§ Extracted records:
::::

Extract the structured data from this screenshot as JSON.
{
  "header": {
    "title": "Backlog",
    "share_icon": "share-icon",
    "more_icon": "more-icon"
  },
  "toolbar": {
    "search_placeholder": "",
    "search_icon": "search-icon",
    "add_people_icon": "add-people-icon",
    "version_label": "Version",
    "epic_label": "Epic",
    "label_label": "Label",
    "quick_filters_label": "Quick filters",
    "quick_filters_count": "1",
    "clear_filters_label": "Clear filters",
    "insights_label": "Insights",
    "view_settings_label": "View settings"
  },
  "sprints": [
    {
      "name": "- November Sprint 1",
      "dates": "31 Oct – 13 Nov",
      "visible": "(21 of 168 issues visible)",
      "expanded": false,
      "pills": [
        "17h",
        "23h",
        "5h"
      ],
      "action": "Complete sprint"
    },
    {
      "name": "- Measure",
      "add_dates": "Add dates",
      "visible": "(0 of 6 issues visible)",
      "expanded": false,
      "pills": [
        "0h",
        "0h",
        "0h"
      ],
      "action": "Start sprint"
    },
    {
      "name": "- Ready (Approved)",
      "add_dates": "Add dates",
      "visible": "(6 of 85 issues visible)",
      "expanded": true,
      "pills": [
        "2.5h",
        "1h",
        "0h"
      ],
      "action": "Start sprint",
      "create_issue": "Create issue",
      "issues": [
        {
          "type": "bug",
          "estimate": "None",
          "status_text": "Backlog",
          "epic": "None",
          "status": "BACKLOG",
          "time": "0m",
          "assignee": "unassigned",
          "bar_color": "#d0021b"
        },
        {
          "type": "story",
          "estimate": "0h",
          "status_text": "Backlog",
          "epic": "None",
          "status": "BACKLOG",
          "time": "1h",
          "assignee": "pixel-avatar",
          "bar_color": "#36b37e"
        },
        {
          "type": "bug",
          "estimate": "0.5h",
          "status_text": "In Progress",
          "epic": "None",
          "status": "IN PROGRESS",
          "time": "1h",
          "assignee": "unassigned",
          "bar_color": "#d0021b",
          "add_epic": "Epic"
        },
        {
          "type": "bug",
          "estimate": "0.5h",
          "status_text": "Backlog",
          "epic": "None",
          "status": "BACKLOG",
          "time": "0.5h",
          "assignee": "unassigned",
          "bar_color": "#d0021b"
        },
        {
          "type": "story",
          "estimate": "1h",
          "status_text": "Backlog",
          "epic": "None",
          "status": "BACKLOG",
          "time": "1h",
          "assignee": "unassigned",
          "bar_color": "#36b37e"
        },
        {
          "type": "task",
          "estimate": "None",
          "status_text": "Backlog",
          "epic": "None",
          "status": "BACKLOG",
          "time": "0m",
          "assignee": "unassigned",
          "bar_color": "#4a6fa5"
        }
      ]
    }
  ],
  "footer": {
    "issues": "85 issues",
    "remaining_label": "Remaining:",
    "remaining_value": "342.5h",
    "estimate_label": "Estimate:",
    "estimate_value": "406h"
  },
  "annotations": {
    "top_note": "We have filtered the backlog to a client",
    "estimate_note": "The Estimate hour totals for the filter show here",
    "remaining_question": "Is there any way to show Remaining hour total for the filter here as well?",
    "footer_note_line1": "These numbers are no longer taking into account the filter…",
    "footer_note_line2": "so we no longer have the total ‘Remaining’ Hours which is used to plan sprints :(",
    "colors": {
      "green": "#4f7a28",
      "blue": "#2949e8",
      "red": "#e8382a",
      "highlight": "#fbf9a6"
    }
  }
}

::::

§ Aim of the task:
Please reproduce all of the entries exactly as they stand.

§ Result:
Extract the structured data from this screenshot as JSON.
{
  "header": {
    "title": "Backlog",
    "share_icon": "share-icon",
    "more_icon": "more-icon"
  },
  "toolbar": {
    "search_placeholder": "",
    "search_icon": "search-icon",
    "add_people_icon": "add-people-icon",
    "version_label": "Version",
    "epic_label": "Epic",
    "label_label": "Label",
    "quick_filters_label": "Quick filters",
    "quick_filters_count": "1",
    "clear_filters_label": "Clear filters",
    "insights_label": "Insights",
    "view_settings_label": "View settings"
  },
  "sprints": [
    {
      "name": "- November Sprint 1",
      "dates": "31 Oct – 13 Nov",
      "visible": "(21 of 168 issues visible)",
      "expanded": false,
      "pills": [
        "17h",
        "23h",
        "5h"
      ],
      "action": "Complete sprint"
    },
    {
      "name": "- Measure",
      "add_dates": "Add dates",
      "visible": "(0 of 6 issues visible)",
      "expanded": false,
      "pills": [
        "0h",
        "0h",
        "0h"
      ],
      "action": "Start sprint"
    },
    {
      "name": "- Ready (Approved)",
      "add_dates": "Add dates",
      "visible": "(6 of 85 issues visible)",
      "expanded": true,
      "pills": [
        "2.5h",
        "1h",
        "0h"
      ],
      "action": "Start sprint",
      "create_issue": "Create issue",
      "issues": [
        {
          "type": "bug",
          "estimate": "None",
          "status_text": "Backlog",
          "epic": "None",
          "status": "BACKLOG",
          "time": "0m",
          "assignee": "unassigned",
          "bar_color": "#d0021b"
        },
        {
          "type": "story",
          "estimate": "0h",
          "status_text": "Backlog",
          "epic": "None",
          "status": "BACKLOG",
          "time": "1h",
          "assignee": "pixel-avatar",
          "bar_color": "#36b37e"
        },
        {
          "type": "bug",
          "estimate": "0.5h",
          "status_text": "In Progress",
          "epic": "None",
          "status": "IN PROGRESS",
          "time": "1h",
          "assignee": "unassigned",
          "bar_color": "#d0021b",
          "add_epic": "Epic"
        },
        {
          "type": "bug",
          "estimate": "0.5h",
          "status_text": "Backlog",
          "epic": "None",
          "status": "BACKLOG",
          "time": "0.5h",
          "assignee": "unassigned",
          "bar_color": "#d0021b"
        },
        {
          "type": "story",
          "estimate": "1h",
          "status_text": "Backlog",
          "epic": "None",
          "status": "BACKLOG",
          "time": "1h",
          "assignee": "unassigned",
          "bar_color": "#36b37e"
        },
        {
          "type": "task",
          "estimate": "None",
          "status_text": "Backlog",
          "epic": "None",
          "status": "BACKLOG",
          "time": "0m",
          "assignee": "unassigned",
          "bar_color": "#4a6fa5"
        }
      ]
    }
  ],
  "footer": {
    "issues": "85 issues",
    "remaining_label": "Remaining:",
    "remaining_value": "342.5h",
    "estimate_label": "Estimate:",
    "estimate_value": "406h"
  },
  "annotations": {
    "top_note": "We have filtered the backlog to a client",
    "estimate_note": "The Estimate hour totals for the filter show here",
    "remaining_question": "Is there any way to show Remaining hour total for the filter here as well?",
    "footer_note_line1": "These numbers are no longer taking into account the filter…",
    "footer_note_line2": "so we no longer have the total ‘Remaining’ Hours which is used to plan sprints :(",
    "colors": {
      "green": "#4f7a28",
      "blue": "#2949e8",
      "red": "#e8382a",
      "highlight": "#fbf9a6"
    }
  }
}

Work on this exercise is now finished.